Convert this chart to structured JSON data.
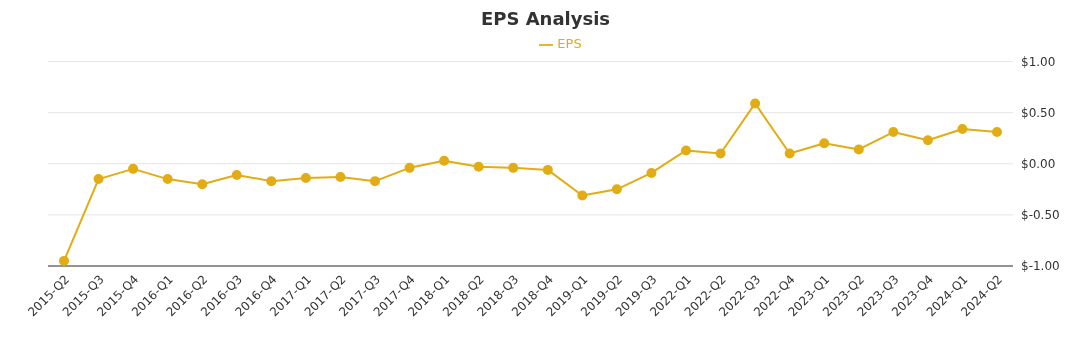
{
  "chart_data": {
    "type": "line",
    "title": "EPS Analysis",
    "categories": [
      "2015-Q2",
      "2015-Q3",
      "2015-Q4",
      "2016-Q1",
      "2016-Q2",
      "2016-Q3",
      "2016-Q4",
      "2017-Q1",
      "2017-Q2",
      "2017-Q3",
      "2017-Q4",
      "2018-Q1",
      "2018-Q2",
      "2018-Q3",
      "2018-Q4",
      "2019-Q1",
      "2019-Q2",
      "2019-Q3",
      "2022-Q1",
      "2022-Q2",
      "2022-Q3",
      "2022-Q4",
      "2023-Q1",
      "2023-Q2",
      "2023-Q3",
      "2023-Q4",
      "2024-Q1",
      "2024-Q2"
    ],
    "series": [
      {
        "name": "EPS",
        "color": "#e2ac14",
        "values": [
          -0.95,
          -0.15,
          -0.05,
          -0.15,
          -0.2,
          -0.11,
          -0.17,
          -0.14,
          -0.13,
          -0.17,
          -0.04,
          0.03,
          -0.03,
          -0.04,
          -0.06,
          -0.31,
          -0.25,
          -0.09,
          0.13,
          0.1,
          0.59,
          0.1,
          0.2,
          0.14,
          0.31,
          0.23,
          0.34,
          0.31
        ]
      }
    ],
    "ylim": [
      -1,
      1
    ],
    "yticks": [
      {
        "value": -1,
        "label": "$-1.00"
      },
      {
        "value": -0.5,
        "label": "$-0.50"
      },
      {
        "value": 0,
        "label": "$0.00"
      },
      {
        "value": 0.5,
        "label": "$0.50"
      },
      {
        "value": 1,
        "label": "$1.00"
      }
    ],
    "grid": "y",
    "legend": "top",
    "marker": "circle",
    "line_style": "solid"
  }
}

···

_Problem to work on_: Print out the whole of the material word for word, without pictures.

_Complete answer_:
Convert this chart to structured JSON data.
{
  "chart_data": {
    "type": "line",
    "title": "EPS Analysis",
    "categories": [
      "2015-Q2",
      "2015-Q3",
      "2015-Q4",
      "2016-Q1",
      "2016-Q2",
      "2016-Q3",
      "2016-Q4",
      "2017-Q1",
      "2017-Q2",
      "2017-Q3",
      "2017-Q4",
      "2018-Q1",
      "2018-Q2",
      "2018-Q3",
      "2018-Q4",
      "2019-Q1",
      "2019-Q2",
      "2019-Q3",
      "2022-Q1",
      "2022-Q2",
      "2022-Q3",
      "2022-Q4",
      "2023-Q1",
      "2023-Q2",
      "2023-Q3",
      "2023-Q4",
      "2024-Q1",
      "2024-Q2"
    ],
    "series": [
      {
        "name": "EPS",
        "color": "#e2ac14",
        "values": [
          -0.95,
          -0.15,
          -0.05,
          -0.15,
          -0.2,
          -0.11,
          -0.17,
          -0.14,
          -0.13,
          -0.17,
          -0.04,
          0.03,
          -0.03,
          -0.04,
          -0.06,
          -0.31,
          -0.25,
          -0.09,
          0.13,
          0.1,
          0.59,
          0.1,
          0.2,
          0.14,
          0.31,
          0.23,
          0.34,
          0.31
        ]
      }
    ],
    "ylim": [
      -1,
      1
    ],
    "yticks": [
      {
        "value": -1,
        "label": "$-1.00"
      },
      {
        "value": -0.5,
        "label": "$-0.50"
      },
      {
        "value": 0,
        "label": "$0.00"
      },
      {
        "value": 0.5,
        "label": "$0.50"
      },
      {
        "value": 1,
        "label": "$1.00"
      }
    ],
    "grid": "y",
    "legend": "top",
    "marker": "circle",
    "line_style": "solid"
  }
}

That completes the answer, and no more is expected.